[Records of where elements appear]
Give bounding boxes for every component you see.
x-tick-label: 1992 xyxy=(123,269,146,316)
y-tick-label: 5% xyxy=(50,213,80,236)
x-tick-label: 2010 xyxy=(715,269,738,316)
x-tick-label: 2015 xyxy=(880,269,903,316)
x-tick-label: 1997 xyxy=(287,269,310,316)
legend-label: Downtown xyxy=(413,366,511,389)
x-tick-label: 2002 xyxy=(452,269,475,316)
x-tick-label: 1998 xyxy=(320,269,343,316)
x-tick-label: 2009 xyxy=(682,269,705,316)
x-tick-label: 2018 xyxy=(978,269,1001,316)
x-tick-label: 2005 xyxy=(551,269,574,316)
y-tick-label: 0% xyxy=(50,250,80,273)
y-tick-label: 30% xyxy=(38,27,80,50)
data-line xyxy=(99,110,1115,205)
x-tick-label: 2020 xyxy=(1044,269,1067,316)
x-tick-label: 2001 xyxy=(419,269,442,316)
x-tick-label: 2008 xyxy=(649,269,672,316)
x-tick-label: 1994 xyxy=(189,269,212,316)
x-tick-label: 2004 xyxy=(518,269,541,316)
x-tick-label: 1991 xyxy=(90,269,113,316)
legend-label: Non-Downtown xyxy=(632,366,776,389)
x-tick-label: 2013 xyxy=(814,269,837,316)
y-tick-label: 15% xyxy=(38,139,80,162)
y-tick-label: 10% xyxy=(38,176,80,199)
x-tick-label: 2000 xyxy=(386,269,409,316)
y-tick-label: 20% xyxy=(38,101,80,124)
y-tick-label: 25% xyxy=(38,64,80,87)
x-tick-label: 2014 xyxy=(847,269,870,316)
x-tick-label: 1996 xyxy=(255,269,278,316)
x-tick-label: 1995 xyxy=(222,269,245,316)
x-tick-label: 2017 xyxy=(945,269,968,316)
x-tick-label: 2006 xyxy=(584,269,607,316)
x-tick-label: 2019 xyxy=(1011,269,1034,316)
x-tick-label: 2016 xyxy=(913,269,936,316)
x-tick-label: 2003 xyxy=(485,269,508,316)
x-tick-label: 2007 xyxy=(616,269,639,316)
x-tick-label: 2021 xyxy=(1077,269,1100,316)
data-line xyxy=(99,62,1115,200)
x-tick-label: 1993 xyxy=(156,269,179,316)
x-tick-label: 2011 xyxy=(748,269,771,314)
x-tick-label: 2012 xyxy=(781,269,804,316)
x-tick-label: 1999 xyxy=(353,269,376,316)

Goal of the exercise: Change every "x-tick-label" in the data to "x-axis-label" and leave all other text as it is.

Written response:
Give bounding boxes for every component you see.
x-axis-label: 1992 xyxy=(123,269,146,316)
y-tick-label: 5% xyxy=(50,213,80,236)
x-axis-label: 2010 xyxy=(715,269,738,316)
x-axis-label: 2015 xyxy=(880,269,903,316)
x-axis-label: 1997 xyxy=(287,269,310,316)
legend-label: Downtown xyxy=(413,366,511,389)
x-axis-label: 2002 xyxy=(452,269,475,316)
x-axis-label: 1998 xyxy=(320,269,343,316)
x-axis-label: 2009 xyxy=(682,269,705,316)
x-axis-label: 2018 xyxy=(978,269,1001,316)
x-axis-label: 2005 xyxy=(551,269,574,316)
y-tick-label: 0% xyxy=(50,250,80,273)
y-tick-label: 30% xyxy=(38,27,80,50)
data-line xyxy=(99,110,1115,205)
x-axis-label: 2020 xyxy=(1044,269,1067,316)
x-axis-label: 2001 xyxy=(419,269,442,316)
x-axis-label: 2008 xyxy=(649,269,672,316)
x-axis-label: 1994 xyxy=(189,269,212,316)
x-axis-label: 2004 xyxy=(518,269,541,316)
x-axis-label: 1991 xyxy=(90,269,113,316)
legend-label: Non-Downtown xyxy=(632,366,776,389)
x-axis-label: 2013 xyxy=(814,269,837,316)
y-tick-label: 15% xyxy=(38,139,80,162)
y-tick-label: 10% xyxy=(38,176,80,199)
x-axis-label: 2000 xyxy=(386,269,409,316)
y-tick-label: 20% xyxy=(38,101,80,124)
y-tick-label: 25% xyxy=(38,64,80,87)
x-axis-label: 2014 xyxy=(847,269,870,316)
x-axis-label: 1996 xyxy=(255,269,278,316)
x-axis-label: 1995 xyxy=(222,269,245,316)
x-axis-label: 2017 xyxy=(945,269,968,316)
x-axis-label: 2006 xyxy=(584,269,607,316)
x-axis-label: 2019 xyxy=(1011,269,1034,316)
x-axis-label: 2016 xyxy=(913,269,936,316)
x-axis-label: 2003 xyxy=(485,269,508,316)
x-axis-label: 2007 xyxy=(616,269,639,316)
x-axis-label: 2021 xyxy=(1077,269,1100,316)
data-line xyxy=(99,62,1115,200)
x-axis-label: 1993 xyxy=(156,269,179,316)
x-axis-label: 2011 xyxy=(748,269,771,314)
x-axis-label: 2012 xyxy=(781,269,804,316)
x-axis-label: 1999 xyxy=(353,269,376,316)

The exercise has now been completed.